(EXERCISE REQUIREMENTS):
Pick out each line of the material containing the string "estimated" and copy those lines in full.

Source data
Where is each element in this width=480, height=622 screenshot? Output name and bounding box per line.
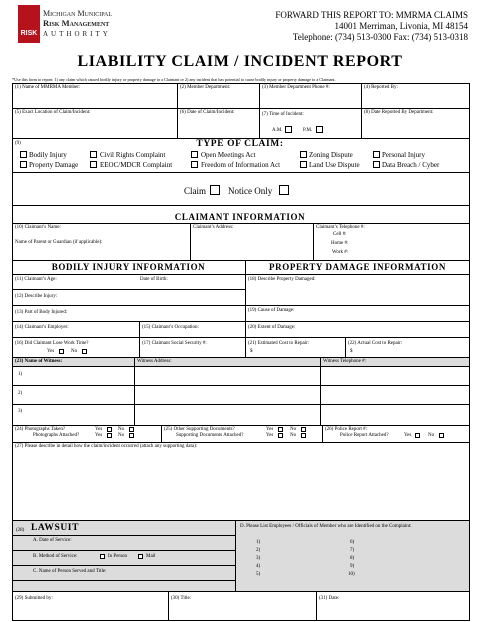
claim-checkbox[interactable] xyxy=(210,185,220,195)
police-attached-no-label: No xyxy=(428,433,435,438)
witness-phone-header: Witness Telephone #: xyxy=(323,359,366,364)
photos-taken-no-checkbox[interactable] xyxy=(129,427,134,432)
personal-injury-label: Personal Injury xyxy=(382,151,425,159)
photos-attached-label: Photographs Attached? xyxy=(33,433,80,438)
witness-row-1[interactable]: 1) xyxy=(18,372,23,377)
notice-only-checkbox[interactable] xyxy=(279,185,289,195)
employee-6[interactable]: 6) xyxy=(350,540,355,545)
zoning-dispute-checkbox[interactable] xyxy=(300,151,307,158)
claim-type-number: (9) xyxy=(15,141,21,146)
in-person-label: In Person xyxy=(108,554,128,559)
personal-injury-checkbox[interactable] xyxy=(373,151,380,158)
police-attached-yes-label: Yes xyxy=(404,433,412,438)
photos-taken-yes-checkbox[interactable] xyxy=(107,427,112,432)
incident-location-field[interactable]: (5) Exact Location of Claim/Incident: xyxy=(15,110,91,115)
claimant-phone-label: Claimant’s Telephone #: xyxy=(316,225,365,230)
lose-work-label: (16) Did Claimant Lose Work Time? xyxy=(15,341,89,346)
submitter-title-field[interactable]: (30) Title: xyxy=(171,596,192,601)
photos-attached-yes-label: Yes xyxy=(95,433,103,438)
photos-taken-label: (24) Photographs Taken? xyxy=(15,427,66,432)
incident-date-field[interactable]: (6) Date of Claim/Incident: xyxy=(180,110,235,115)
claim-label: Claim xyxy=(184,186,206,196)
pm-label: P.M. xyxy=(303,128,313,133)
photos-attached-no-label: No xyxy=(118,433,125,438)
police-attached-label: Police Report Attached? xyxy=(340,433,389,438)
employee-5[interactable]: 5) xyxy=(256,572,261,577)
logo xyxy=(18,5,130,45)
logo-line-3: AUTHORITY xyxy=(43,30,111,38)
claimant-address-field[interactable]: Claimant’s Address: xyxy=(193,225,234,230)
submission-date-field[interactable]: (31) Date: xyxy=(319,596,340,601)
witness-row-2[interactable]: 2) xyxy=(18,391,23,396)
land-use-label: Land Use Dispute xyxy=(309,161,360,169)
witness-name-header: (23) Name of Witness: xyxy=(15,359,63,364)
foia-label: Freedom of Information Act xyxy=(201,161,281,169)
other-docs-label: (25) Other Supporting Documents? xyxy=(164,427,235,432)
complaint-employees-label: D. Please List Employees / Officials of Member who are Identified on the Complaint: xyxy=(240,524,412,529)
docs-attached-yes-label: Yes xyxy=(266,433,274,438)
incident-time-field[interactable]: (7) Time of Incident: xyxy=(262,112,304,117)
photos-taken-yes-label: Yes xyxy=(95,427,103,432)
data-breach-label: Data Breach / Cyber xyxy=(382,161,440,169)
submitted-by-field[interactable]: (29) Submitted by: xyxy=(15,596,53,601)
lose-work-yes-checkbox[interactable] xyxy=(59,349,64,354)
docs-attached-yes-checkbox[interactable] xyxy=(278,433,283,438)
lose-work-no-label: No xyxy=(71,349,78,354)
form-instructions: *Use this form to report: 1) any claim which caused bodily injury or property damage to a Claimant or 2) any incident that has potential to cause bodily injury or property damage to a Claimant. xyxy=(12,77,336,82)
witness-row-3[interactable]: 3) xyxy=(18,409,23,414)
claimant-occupation-field[interactable]: (15) Claimant’s Occupation: xyxy=(142,325,199,330)
employee-1[interactable]: 1) xyxy=(256,540,261,545)
police-attached-yes-checkbox[interactable] xyxy=(415,433,420,438)
foia-checkbox[interactable] xyxy=(191,161,198,168)
employee-8[interactable]: 8) xyxy=(350,556,355,561)
form-title: LIABILITY CLAIM / INCIDENT REPORT xyxy=(77,53,403,70)
zoning-dispute-label: Zoning Dispute xyxy=(309,151,353,159)
guardian-name-field[interactable]: Name of Parent or Guardian (if applicable): xyxy=(15,240,103,245)
docs-attached-no-label: No xyxy=(290,433,297,438)
date-reported-field[interactable]: (8) Date Reported By Department: xyxy=(364,110,434,115)
property-damage-title: PROPERTY DAMAGE INFORMATION xyxy=(269,262,446,272)
police-attached-no-checkbox[interactable] xyxy=(439,433,444,438)
photos-attached-no-checkbox[interactable] xyxy=(129,433,134,438)
bodily-injury-title: BODILY INJURY INFORMATION xyxy=(51,262,206,272)
photos-attached-yes-checkbox[interactable] xyxy=(107,433,112,438)
service-date-field[interactable]: A. Date of Service: xyxy=(33,538,72,543)
property-damage-label: Property Damage xyxy=(29,161,79,169)
lawsuit-title: LAWSUIT xyxy=(31,523,80,533)
claimant-age-field[interactable]: (11) Claimant’s Age: xyxy=(15,277,57,282)
forward-to: FORWARD THIS REPORT TO: MMRMA CLAIMS xyxy=(275,10,468,20)
property-damage-checkbox[interactable] xyxy=(20,161,27,168)
other-docs-no-checkbox[interactable] xyxy=(301,427,306,432)
actual-cost-field[interactable]: (22) Actual Cost to Repair: xyxy=(348,341,403,346)
damage-extent-field[interactable]: (20) Extent of Damage: xyxy=(248,325,296,330)
docs-attached-label: Supporting Documents Attached? xyxy=(176,433,244,438)
lose-work-no-checkbox[interactable] xyxy=(82,349,87,354)
person-served-field[interactable]: C. Name of Person Served and Title: xyxy=(33,569,107,574)
body-part-field[interactable]: (13) Part of Body Injured: xyxy=(15,310,68,315)
data-breach-checkbox[interactable] xyxy=(373,161,380,168)
home-field[interactable]: Home #: xyxy=(331,241,349,246)
incident-description-field[interactable]: (27) Please describe in detail how the claim/incident occurred (attach any supporting data): xyxy=(15,444,198,449)
employee-10[interactable]: 10) xyxy=(348,572,355,577)
mail-checkbox[interactable] xyxy=(138,554,143,559)
pm-checkbox[interactable] xyxy=(316,126,323,133)
eeoc-label: EEOC/MDCR Complaint xyxy=(100,161,173,169)
other-docs-yes-checkbox[interactable] xyxy=(278,427,283,432)
bodily-injury-label: Bodily Injury xyxy=(29,151,67,159)
other-docs-no-label: No xyxy=(290,427,297,432)
employee-4[interactable]: 4) xyxy=(256,564,261,569)
land-use-checkbox[interactable] xyxy=(300,161,307,168)
mmrma-address: 14001 Merriman, Livonia, MI 48154 xyxy=(334,21,468,31)
witness-header-row xyxy=(13,358,469,366)
eeoc-checkbox[interactable] xyxy=(90,161,97,168)
civil-rights-checkbox[interactable] xyxy=(90,151,97,158)
logo-line-1: Michigan Municipal xyxy=(43,9,113,18)
am-label: A.M. xyxy=(272,128,283,133)
claim-type-title: TYPE OF CLAIM: xyxy=(196,139,284,149)
mail-label: Mail xyxy=(146,554,156,559)
member-name-field[interactable]: (1) Name of MMRMA Member: xyxy=(15,85,81,90)
am-checkbox[interactable] xyxy=(285,126,292,133)
describe-injury-field[interactable]: (12) Describe Injury: xyxy=(15,294,58,299)
open-meetings-label: Open Meetings Act xyxy=(201,151,256,159)
claimant-employer-field[interactable]: (14) Claimant’s Employer: xyxy=(15,325,69,330)
claimant-name-field[interactable]: (10) Claimant’s Name: xyxy=(15,225,61,230)
department-phone-field[interactable]: (3) Member Department Phone #: xyxy=(262,85,330,90)
employee-9[interactable]: 9) xyxy=(350,564,355,569)
property-damaged-field[interactable]: (18) Describe Property Damaged: xyxy=(248,277,316,282)
docs-attached-no-checkbox[interactable] xyxy=(301,433,306,438)
witness-address-header: Witness Address: xyxy=(137,359,172,364)
in-person-checkbox[interactable] xyxy=(100,554,105,559)
logo-line-2: Risk Management xyxy=(43,18,110,28)
notice-only-label: Notice Only xyxy=(228,186,273,196)
lose-work-yes-label: Yes xyxy=(47,349,55,354)
date-of-birth-field[interactable]: Date of Birth: xyxy=(140,277,168,282)
member-department-field[interactable]: (2) Member Department: xyxy=(180,85,231,90)
reported-by-field[interactable]: (4) Reported By: xyxy=(364,85,398,90)
work-field[interactable]: Work #: xyxy=(332,250,349,255)
service-method-label: B. Method of Service: xyxy=(33,554,78,559)
other-docs-yes-label: Yes xyxy=(266,427,274,432)
lawsuit-number: (28) xyxy=(16,528,25,533)
open-meetings-checkbox[interactable] xyxy=(191,151,198,158)
damage-cause-field[interactable]: (19) Cause of Damage: xyxy=(248,308,295,313)
cell-field[interactable]: Cell #: xyxy=(333,232,347,237)
bodily-injury-checkbox[interactable] xyxy=(20,151,27,158)
claimant-section-title: CLAIMANT INFORMATION xyxy=(174,212,306,222)
estimated-cost-field[interactable]: (21) Estimated Cost to Repair: xyxy=(248,341,310,346)
photos-taken-no-label: No xyxy=(118,427,125,432)
actual-cost-dollar: $ xyxy=(350,349,353,354)
ssn-field[interactable]: (17) Claimant Social Security #: xyxy=(142,341,207,346)
civil-rights-label: Civil Rights Complaint xyxy=(100,151,166,159)
logo-risk-text: RISK xyxy=(20,30,38,37)
mmrma-phone: Telephone: (734) 513-0300 Fax: (734) 513-0318 xyxy=(292,32,468,42)
employee-2[interactable]: 2) xyxy=(256,548,261,553)
employee-3[interactable]: 3) xyxy=(256,556,261,561)
estimated-cost-dollar: $ xyxy=(250,349,253,354)
employee-7[interactable]: 7) xyxy=(350,548,355,553)
police-report-field[interactable]: (26) Police Report #: xyxy=(325,427,368,432)
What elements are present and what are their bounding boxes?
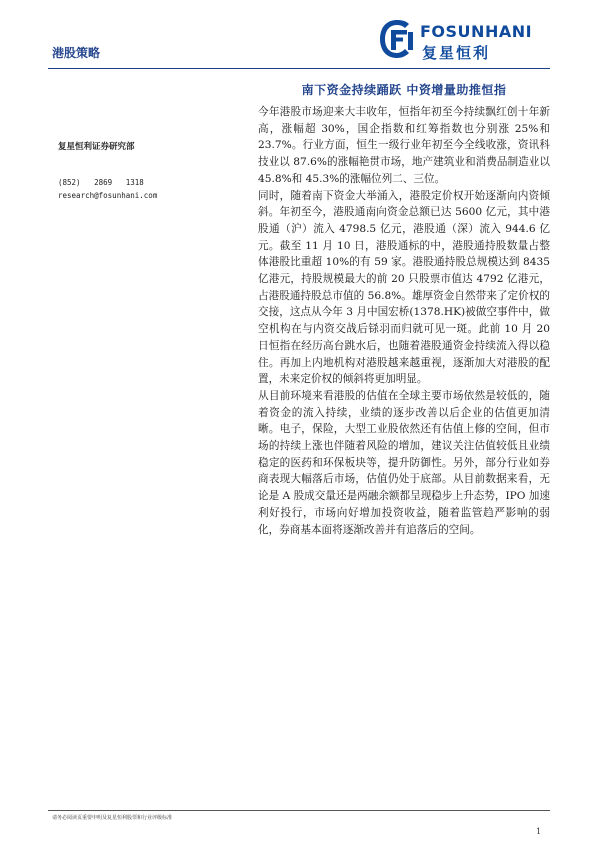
department-name: 复星恒利证券研究部 [58, 142, 135, 152]
body-paragraph: 从目前环境来看港股的估值在全球主要市场依然是较低的，随着资金的流入持续，业绩的逐步改善以后企业的估值更加清晰。电子，保险，大型工业股依然还有估值上修的空间，但市场的持续上涨也伴随着风险的增加，建议关注估值较低且业绩稳定的医药和环保板块等，提升防御性。另外，部分行业如券商表现大幅落后市场，估值仍处于底部。从目前数据来看，无论是 A 股成交量还是两融余额都呈现稳步上升态势，IPO 加速利好投行，市场向好增加投资收益，随着监管趋严影响的弱化，券商基本面将逐渐改善并有追落后的空间。 [258, 389, 550, 536]
contact-email: research@fosunhani.com [58, 191, 158, 200]
contact-phone: (852) 2869 1318 [58, 178, 144, 187]
article-body [258, 104, 550, 538]
footer-divider [48, 810, 550, 811]
category-label: 港股策略 [52, 46, 101, 60]
logo-chinese-text: 复星恒利 [422, 44, 491, 62]
fosun-logo-icon [378, 18, 416, 60]
logo-english-text: FOSUNHANI [420, 22, 533, 41]
body-paragraph: 同时，随着南下资金大举涌入，港股定价权开始逐渐向内资倾斜。年初至今，港股通南向资金总额已达 5600 亿元，其中港股通（沪）流入 4798.5 亿元，港股通（深）流入 944.6 亿元。截至 11 月 10 日，港股通标的中，港股通持股数量占整体港股比重超 10%的有 59 家。港股通持股总规模达到 8435 亿港元，持股规模最大的前 20 只股票市值达 4792 亿港元，占港股通持股总市值的 56.8%。雄厚资金自然带来了定价权的交接，这点从今年 3 月中国宏桥(1378.HK)被做空事件中，做空机构在与内资交战后铩羽而归就可见一斑。此前 10 月 20 日恒指在经历高台跳水后，也随着港股通资金持续流入得以稳住。再加上内地机构对港股越来越重视，逐渐加大对港股的配置，未来定价权的倾斜将更加明显。 [258, 189, 550, 386]
header-divider [48, 68, 550, 69]
footer-disclaimer: 请务必阅读页重要申明及复星恒利股票和行业评级标准 [52, 815, 173, 821]
body-paragraph: 今年港股市场迎来大丰收年，恒指年初至今持续飘红创十年新高，涨幅超 30%，国企指数和红筹指数也分别涨 25%和 23.7%。行业方面，恒生一级行业年初至今全线收涨，资讯科技业以 87.6%的涨幅艳贯市场，地产建筑业和消费品制造业以 45.8%和 45.3%的涨幅位列二、三位。 [258, 106, 550, 185]
fosun-hani-logo [378, 18, 553, 66]
page-number: 1 [536, 827, 542, 836]
article-headline: 南下资金持续踊跃 中资增量助推恒指 [301, 83, 507, 97]
sidebar [58, 140, 238, 202]
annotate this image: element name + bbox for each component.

(OUTPUT):
estimated-cost-field[interactable]: (21) Estimated Cost to Repair: xyxy=(248,341,310,346)
estimated-cost-dollar: $ xyxy=(250,349,253,354)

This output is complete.